◆ **Your goal**: Go through the entries below and pick out every line with "axis".

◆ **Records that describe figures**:
┄┄┄┄┄┄┄┄┄┄┄┄┄┄┄┄┄┄┄┄
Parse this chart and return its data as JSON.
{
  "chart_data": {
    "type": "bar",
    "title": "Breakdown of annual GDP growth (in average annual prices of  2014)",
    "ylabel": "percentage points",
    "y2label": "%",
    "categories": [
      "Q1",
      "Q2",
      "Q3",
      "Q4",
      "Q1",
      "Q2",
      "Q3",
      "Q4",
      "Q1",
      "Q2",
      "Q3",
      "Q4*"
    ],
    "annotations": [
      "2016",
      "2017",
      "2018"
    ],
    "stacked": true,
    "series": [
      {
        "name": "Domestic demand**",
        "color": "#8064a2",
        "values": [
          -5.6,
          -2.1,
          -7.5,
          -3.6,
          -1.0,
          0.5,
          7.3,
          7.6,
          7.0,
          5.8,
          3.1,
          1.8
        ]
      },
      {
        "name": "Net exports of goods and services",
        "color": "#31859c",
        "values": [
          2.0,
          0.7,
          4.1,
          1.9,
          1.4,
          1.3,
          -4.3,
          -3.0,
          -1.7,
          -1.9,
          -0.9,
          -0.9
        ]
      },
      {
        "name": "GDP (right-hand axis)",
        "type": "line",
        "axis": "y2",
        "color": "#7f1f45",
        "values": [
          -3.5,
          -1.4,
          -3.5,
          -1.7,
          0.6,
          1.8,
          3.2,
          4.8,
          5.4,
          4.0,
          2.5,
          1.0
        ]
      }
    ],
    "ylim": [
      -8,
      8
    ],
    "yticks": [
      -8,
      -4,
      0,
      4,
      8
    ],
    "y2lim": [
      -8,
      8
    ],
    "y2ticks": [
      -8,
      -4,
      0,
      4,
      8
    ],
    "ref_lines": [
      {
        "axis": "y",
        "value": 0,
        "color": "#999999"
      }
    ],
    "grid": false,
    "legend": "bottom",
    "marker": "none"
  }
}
┄┄┄┄┄┄┄┄┄┄┄┄┄┄┄┄┄┄┄┄
◆ **Solution to the problem**:
        "name": "GDP (right-hand axis)",
        "axis": "y2",
        "axis": "y",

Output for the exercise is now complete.